■ **Required work**:
Copy nothing but the text: repeat each entry exactly and drop the images.

--------------------

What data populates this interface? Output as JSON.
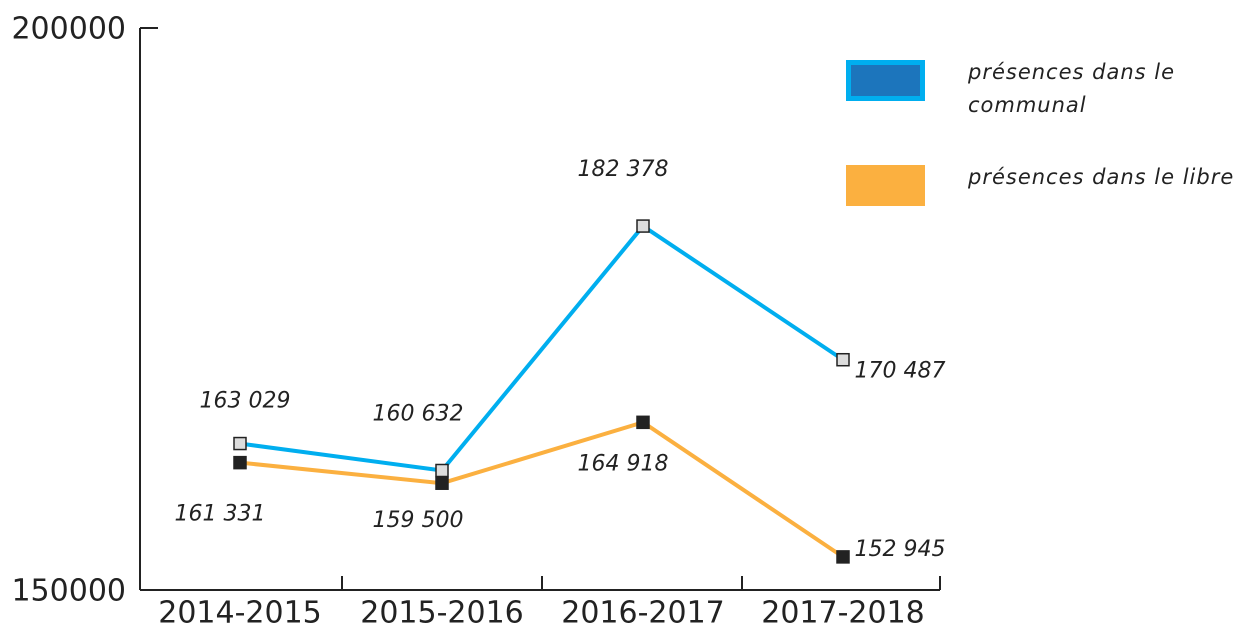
{
  "chart_data": {
    "type": "line",
    "categories": [
      "2014-2015",
      "2015-2016",
      "2016-2017",
      "2017-2018"
    ],
    "series": [
      {
        "name": "présences dans le communal",
        "color": "#00aeef",
        "values": [
          163029,
          160632,
          182378,
          170487
        ],
        "value_labels": [
          "163 029",
          "160 632",
          "182 378",
          "170 487"
        ]
      },
      {
        "name": "présences dans le libre",
        "color": "#fbb040",
        "values": [
          161331,
          159500,
          164918,
          152945
        ],
        "value_labels": [
          "161 331",
          "159 500",
          "164 918",
          "152 945"
        ]
      }
    ],
    "ylim": [
      150000,
      200000
    ],
    "yticks": [
      150000,
      200000
    ],
    "grid": false,
    "legend": "upper right"
  }
}
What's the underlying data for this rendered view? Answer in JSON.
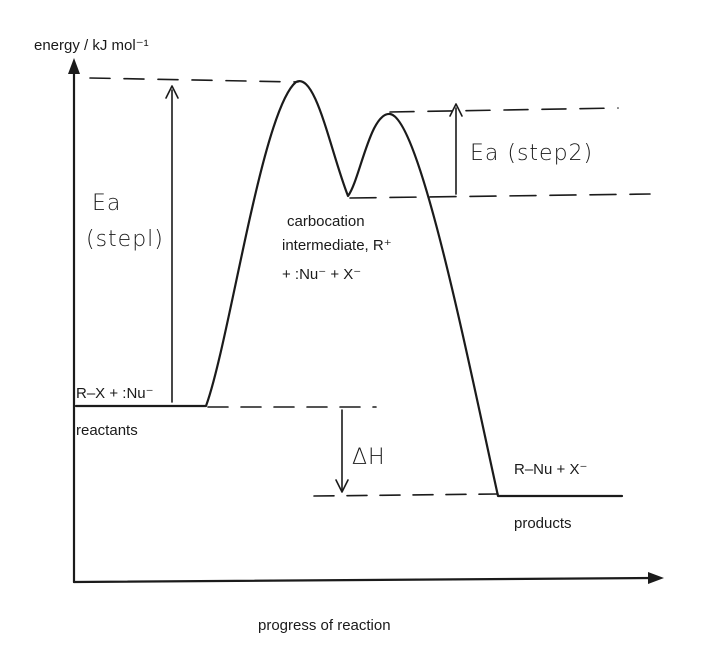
{
  "axes": {
    "y_label": "energy / kJ mol⁻¹",
    "x_label": "progress of reaction"
  },
  "levels": {
    "reactants_species": "R–X  +  :Nu⁻",
    "reactants_label": "reactants",
    "products_species": "R–Nu  +  X⁻",
    "products_label": "products"
  },
  "intermediate": {
    "line1": "carbocation",
    "line2": "intermediate, R⁺",
    "line3": "+  :Nu⁻  + X⁻"
  },
  "handwritten": {
    "ea1_line1": "Ea",
    "ea1_line2": "(stepl)",
    "ea2": "Ea (step2)",
    "delta_h": "ΔH"
  },
  "colors": {
    "ink": "#1b1b1b",
    "background": "#ffffff"
  }
}
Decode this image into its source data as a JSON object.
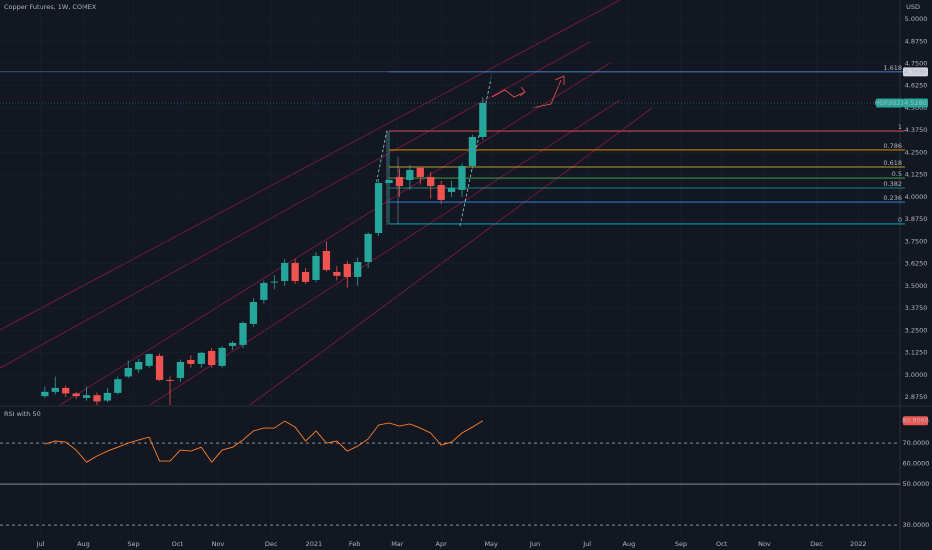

--------------------

■ **The completed task**:
What data populates this interface? Output as JSON.
{
  "chart_data": {
    "type": "line",
    "categories": [
      "2014-2015",
      "2015-2016",
      "2016-2017",
      "2017-2018"
    ],
    "series": [
      {
        "name": "présences dans le communal",
        "color": "#00aeef",
        "values": [
          163029,
          160632,
          182378,
          170487
        ],
        "value_labels": [
          "163 029",
          "160 632",
          "182 378",
          "170 487"
        ]
      },
      {
        "name": "présences dans le libre",
        "color": "#fbb040",
        "values": [
          161331,
          159500,
          164918,
          152945
        ],
        "value_labels": [
          "161 331",
          "159 500",
          "164 918",
          "152 945"
        ]
      }
    ],
    "ylim": [
      150000,
      200000
    ],
    "yticks": [
      150000,
      200000
    ],
    "grid": false,
    "legend": "upper right"
  }
}
What's the underlying data for this rendered view? Answer in JSON.
{
  "axes": {
    "y_label": "energy / kJ mol⁻¹",
    "x_label": "progress of reaction"
  },
  "levels": {
    "reactants_species": "R–X  +  :Nu⁻",
    "reactants_label": "reactants",
    "products_species": "R–Nu  +  X⁻",
    "products_label": "products"
  },
  "intermediate": {
    "line1": "carbocation",
    "line2": "intermediate, R⁺",
    "line3": "+  :Nu⁻  + X⁻"
  },
  "handwritten": {
    "ea1_line1": "Ea",
    "ea1_line2": "(stepl)",
    "ea2": "Ea (step2)",
    "delta_h": "ΔH"
  },
  "colors": {
    "ink": "#1b1b1b",
    "background": "#ffffff"
  }
}
Decode this image into its source data as a JSON object.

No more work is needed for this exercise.